— What needs to be done —
Print the listing below in its entirety, character for character.

(Data entries)
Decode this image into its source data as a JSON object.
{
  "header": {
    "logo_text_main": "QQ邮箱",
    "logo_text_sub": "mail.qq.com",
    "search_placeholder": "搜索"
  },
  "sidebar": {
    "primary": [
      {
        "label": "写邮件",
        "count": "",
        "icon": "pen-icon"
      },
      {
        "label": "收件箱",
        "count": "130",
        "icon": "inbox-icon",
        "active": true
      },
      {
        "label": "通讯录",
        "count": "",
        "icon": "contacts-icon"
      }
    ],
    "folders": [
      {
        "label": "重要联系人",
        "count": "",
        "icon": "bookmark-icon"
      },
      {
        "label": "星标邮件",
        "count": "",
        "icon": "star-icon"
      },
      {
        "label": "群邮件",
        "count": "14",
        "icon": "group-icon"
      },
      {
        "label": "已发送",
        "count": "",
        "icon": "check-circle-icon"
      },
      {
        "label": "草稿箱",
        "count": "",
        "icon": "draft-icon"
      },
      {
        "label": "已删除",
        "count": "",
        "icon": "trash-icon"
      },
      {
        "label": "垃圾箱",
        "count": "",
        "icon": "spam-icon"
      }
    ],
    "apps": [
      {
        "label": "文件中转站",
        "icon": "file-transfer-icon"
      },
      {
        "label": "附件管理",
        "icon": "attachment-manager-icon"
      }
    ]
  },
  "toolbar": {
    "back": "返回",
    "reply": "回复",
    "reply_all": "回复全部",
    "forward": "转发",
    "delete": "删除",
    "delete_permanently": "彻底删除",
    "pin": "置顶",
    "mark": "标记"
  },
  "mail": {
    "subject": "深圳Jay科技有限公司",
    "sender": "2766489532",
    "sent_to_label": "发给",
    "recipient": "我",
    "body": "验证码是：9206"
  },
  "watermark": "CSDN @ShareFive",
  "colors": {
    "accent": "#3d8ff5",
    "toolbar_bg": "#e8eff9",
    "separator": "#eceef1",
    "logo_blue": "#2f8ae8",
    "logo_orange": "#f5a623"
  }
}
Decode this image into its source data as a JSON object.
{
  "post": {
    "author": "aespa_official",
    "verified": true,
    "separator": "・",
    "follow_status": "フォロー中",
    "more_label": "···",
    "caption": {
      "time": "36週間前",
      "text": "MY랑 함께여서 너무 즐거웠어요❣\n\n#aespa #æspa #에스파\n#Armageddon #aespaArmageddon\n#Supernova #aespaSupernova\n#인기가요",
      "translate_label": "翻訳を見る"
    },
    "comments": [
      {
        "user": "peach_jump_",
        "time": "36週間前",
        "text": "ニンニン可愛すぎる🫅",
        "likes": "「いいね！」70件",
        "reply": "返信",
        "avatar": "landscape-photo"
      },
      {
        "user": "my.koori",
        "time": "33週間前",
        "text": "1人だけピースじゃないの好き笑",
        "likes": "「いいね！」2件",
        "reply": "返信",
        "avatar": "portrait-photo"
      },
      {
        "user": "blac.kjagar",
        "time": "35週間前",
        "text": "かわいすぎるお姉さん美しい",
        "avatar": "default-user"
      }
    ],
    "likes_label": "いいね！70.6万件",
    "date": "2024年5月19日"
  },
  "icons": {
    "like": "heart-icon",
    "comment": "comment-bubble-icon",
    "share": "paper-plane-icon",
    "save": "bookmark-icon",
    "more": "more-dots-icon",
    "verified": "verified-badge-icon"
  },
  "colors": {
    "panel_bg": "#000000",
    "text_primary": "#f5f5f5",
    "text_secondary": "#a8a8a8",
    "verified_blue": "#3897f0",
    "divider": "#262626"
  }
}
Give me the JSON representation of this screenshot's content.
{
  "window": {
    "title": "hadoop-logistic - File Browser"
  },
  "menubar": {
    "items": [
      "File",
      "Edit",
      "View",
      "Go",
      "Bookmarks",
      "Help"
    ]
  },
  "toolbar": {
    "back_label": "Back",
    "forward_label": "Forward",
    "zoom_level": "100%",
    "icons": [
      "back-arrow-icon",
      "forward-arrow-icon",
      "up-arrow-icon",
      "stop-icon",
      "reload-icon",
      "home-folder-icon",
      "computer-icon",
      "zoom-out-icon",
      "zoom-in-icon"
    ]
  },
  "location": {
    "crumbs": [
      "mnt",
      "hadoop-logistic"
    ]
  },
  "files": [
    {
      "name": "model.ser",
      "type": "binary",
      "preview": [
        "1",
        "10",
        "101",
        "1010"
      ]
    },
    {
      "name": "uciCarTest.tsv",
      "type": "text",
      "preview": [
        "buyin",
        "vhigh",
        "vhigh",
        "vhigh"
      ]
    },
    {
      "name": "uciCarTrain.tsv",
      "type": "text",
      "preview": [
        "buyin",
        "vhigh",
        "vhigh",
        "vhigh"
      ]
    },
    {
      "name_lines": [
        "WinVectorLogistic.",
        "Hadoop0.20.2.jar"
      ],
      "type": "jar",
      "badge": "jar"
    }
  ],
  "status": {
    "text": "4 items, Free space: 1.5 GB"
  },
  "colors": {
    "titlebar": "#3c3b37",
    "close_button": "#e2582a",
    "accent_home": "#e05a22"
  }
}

— Reply —
Decode this image into its source data as a JSON object.
{
  "header": {
    "logo_text_main": "QQ邮箱",
    "logo_text_sub": "mail.qq.com",
    "search_placeholder": "搜索"
  },
  "sidebar": {
    "primary": [
      {
        "label": "写邮件",
        "count": "",
        "icon": "pen-icon"
      },
      {
        "label": "收件箱",
        "count": "130",
        "icon": "inbox-icon",
        "active": true
      },
      {
        "label": "通讯录",
        "count": "",
        "icon": "contacts-icon"
      }
    ],
    "folders": [
      {
        "label": "重要联系人",
        "count": "",
        "icon": "bookmark-icon"
      },
      {
        "label": "星标邮件",
        "count": "",
        "icon": "star-icon"
      },
      {
        "label": "群邮件",
        "count": "14",
        "icon": "group-icon"
      },
      {
        "label": "已发送",
        "count": "",
        "icon": "check-circle-icon"
      },
      {
        "label": "草稿箱",
        "count": "",
        "icon": "draft-icon"
      },
      {
        "label": "已删除",
        "count": "",
        "icon": "trash-icon"
      },
      {
        "label": "垃圾箱",
        "count": "",
        "icon": "spam-icon"
      }
    ],
    "apps": [
      {
        "label": "文件中转站",
        "icon": "file-transfer-icon"
      },
      {
        "label": "附件管理",
        "icon": "attachment-manager-icon"
      }
    ]
  },
  "toolbar": {
    "back": "返回",
    "reply": "回复",
    "reply_all": "回复全部",
    "forward": "转发",
    "delete": "删除",
    "delete_permanently": "彻底删除",
    "pin": "置顶",
    "mark": "标记"
  },
  "mail": {
    "subject": "深圳Jay科技有限公司",
    "sender": "2766489532",
    "sent_to_label": "发给",
    "recipient": "我",
    "body": "验证码是：9206"
  },
  "watermark": "CSDN @ShareFive",
  "colors": {
    "accent": "#3d8ff5",
    "toolbar_bg": "#e8eff9",
    "separator": "#eceef1",
    "logo_blue": "#2f8ae8",
    "logo_orange": "#f5a623"
  }
}
Decode this image into its source data as a JSON object.
{
  "post": {
    "author": "aespa_official",
    "verified": true,
    "separator": "・",
    "follow_status": "フォロー中",
    "more_label": "···",
    "caption": {
      "time": "36週間前",
      "text": "MY랑 함께여서 너무 즐거웠어요❣\n\n#aespa #æspa #에스파\n#Armageddon #aespaArmageddon\n#Supernova #aespaSupernova\n#인기가요",
      "translate_label": "翻訳を見る"
    },
    "comments": [
      {
        "user": "peach_jump_",
        "time": "36週間前",
        "text": "ニンニン可愛すぎる🫅",
        "likes": "「いいね！」70件",
        "reply": "返信",
        "avatar": "landscape-photo"
      },
      {
        "user": "my.koori",
        "time": "33週間前",
        "text": "1人だけピースじゃないの好き笑",
        "likes": "「いいね！」2件",
        "reply": "返信",
        "avatar": "portrait-photo"
      },
      {
        "user": "blac.kjagar",
        "time": "35週間前",
        "text": "かわいすぎるお姉さん美しい",
        "avatar": "default-user"
      }
    ],
    "likes_label": "いいね！70.6万件",
    "date": "2024年5月19日"
  },
  "icons": {
    "like": "heart-icon",
    "comment": "comment-bubble-icon",
    "share": "paper-plane-icon",
    "save": "bookmark-icon",
    "more": "more-dots-icon",
    "verified": "verified-badge-icon"
  },
  "colors": {
    "panel_bg": "#000000",
    "text_primary": "#f5f5f5",
    "text_secondary": "#a8a8a8",
    "verified_blue": "#3897f0",
    "divider": "#262626"
  }
}
Give me the JSON representation of this screenshot's content.
{
  "window": {
    "title": "hadoop-logistic - File Browser"
  },
  "menubar": {
    "items": [
      "File",
      "Edit",
      "View",
      "Go",
      "Bookmarks",
      "Help"
    ]
  },
  "toolbar": {
    "back_label": "Back",
    "forward_label": "Forward",
    "zoom_level": "100%",
    "icons": [
      "back-arrow-icon",
      "forward-arrow-icon",
      "up-arrow-icon",
      "stop-icon",
      "reload-icon",
      "home-folder-icon",
      "computer-icon",
      "zoom-out-icon",
      "zoom-in-icon"
    ]
  },
  "location": {
    "crumbs": [
      "mnt",
      "hadoop-logistic"
    ]
  },
  "files": [
    {
      "name": "model.ser",
      "type": "binary",
      "preview": [
        "1",
        "10",
        "101",
        "1010"
      ]
    },
    {
      "name": "uciCarTest.tsv",
      "type": "text",
      "preview": [
        "buyin",
        "vhigh",
        "vhigh",
        "vhigh"
      ]
    },
    {
      "name": "uciCarTrain.tsv",
      "type": "text",
      "preview": [
        "buyin",
        "vhigh",
        "vhigh",
        "vhigh"
      ]
    },
    {
      "name_lines": [
        "WinVectorLogistic.",
        "Hadoop0.20.2.jar"
      ],
      "type": "jar",
      "badge": "jar"
    }
  ],
  "status": {
    "text": "4 items, Free space: 1.5 GB"
  },
  "colors": {
    "titlebar": "#3c3b37",
    "close_button": "#e2582a",
    "accent_home": "#e05a22"
  }
}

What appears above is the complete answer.